DESCRIPTION OF THE TASK: Copy out each line containing "structured" from the entries below.

* begin *

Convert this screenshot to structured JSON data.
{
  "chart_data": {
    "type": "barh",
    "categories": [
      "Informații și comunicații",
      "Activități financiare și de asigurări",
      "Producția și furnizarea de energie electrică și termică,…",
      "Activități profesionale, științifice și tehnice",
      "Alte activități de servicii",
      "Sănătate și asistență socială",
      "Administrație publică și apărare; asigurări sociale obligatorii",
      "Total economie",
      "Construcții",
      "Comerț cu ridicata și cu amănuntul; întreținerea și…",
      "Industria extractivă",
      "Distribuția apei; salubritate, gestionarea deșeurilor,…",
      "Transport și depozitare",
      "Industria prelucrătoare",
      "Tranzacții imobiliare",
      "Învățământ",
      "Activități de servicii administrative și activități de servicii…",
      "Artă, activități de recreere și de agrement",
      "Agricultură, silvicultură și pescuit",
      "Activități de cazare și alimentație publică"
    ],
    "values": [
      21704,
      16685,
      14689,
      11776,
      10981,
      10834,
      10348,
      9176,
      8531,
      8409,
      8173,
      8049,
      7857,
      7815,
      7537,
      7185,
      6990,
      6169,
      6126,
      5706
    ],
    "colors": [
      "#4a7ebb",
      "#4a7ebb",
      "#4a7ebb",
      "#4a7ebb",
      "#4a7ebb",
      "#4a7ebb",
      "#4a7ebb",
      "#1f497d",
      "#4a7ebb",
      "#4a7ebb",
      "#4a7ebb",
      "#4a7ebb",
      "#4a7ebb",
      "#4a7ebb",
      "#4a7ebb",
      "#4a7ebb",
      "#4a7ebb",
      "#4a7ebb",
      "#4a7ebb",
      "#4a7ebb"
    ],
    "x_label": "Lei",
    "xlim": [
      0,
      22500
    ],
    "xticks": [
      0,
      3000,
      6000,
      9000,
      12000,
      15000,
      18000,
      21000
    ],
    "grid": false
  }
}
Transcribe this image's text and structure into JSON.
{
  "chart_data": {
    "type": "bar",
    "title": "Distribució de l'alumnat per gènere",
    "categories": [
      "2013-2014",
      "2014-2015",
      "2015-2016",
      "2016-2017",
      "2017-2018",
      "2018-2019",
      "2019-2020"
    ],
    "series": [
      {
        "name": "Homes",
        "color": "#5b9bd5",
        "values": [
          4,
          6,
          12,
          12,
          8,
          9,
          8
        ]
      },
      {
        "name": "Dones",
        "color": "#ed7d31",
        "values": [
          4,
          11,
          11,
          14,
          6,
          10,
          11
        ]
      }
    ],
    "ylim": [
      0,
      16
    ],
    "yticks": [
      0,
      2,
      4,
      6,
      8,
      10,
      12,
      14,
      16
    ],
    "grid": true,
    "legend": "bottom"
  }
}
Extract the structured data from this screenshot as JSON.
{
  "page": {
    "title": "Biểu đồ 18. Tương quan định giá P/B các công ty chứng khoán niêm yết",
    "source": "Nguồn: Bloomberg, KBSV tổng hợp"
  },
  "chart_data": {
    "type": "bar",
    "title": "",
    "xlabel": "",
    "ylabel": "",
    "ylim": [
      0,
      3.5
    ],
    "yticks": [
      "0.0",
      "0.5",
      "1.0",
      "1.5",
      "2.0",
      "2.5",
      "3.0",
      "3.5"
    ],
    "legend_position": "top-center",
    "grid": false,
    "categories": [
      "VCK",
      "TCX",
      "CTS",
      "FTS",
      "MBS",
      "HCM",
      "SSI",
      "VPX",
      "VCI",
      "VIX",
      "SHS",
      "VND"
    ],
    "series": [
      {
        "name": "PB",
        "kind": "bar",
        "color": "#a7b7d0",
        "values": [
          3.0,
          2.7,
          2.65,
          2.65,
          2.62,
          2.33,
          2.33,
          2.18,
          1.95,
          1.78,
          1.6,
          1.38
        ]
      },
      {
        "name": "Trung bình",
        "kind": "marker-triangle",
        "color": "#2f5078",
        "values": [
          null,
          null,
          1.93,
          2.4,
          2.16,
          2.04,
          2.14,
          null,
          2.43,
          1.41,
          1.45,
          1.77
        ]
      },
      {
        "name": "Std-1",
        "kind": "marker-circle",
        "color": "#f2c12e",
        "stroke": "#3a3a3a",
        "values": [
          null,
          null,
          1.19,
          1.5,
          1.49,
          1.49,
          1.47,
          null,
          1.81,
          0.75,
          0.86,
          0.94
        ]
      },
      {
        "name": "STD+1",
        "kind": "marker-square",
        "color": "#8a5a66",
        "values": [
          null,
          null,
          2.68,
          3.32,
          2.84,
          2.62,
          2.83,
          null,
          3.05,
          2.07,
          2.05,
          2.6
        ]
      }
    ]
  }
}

* end *

TASK ANSWER:
Convert this screenshot to structured JSON data.
Extract the structured data from this screenshot as JSON.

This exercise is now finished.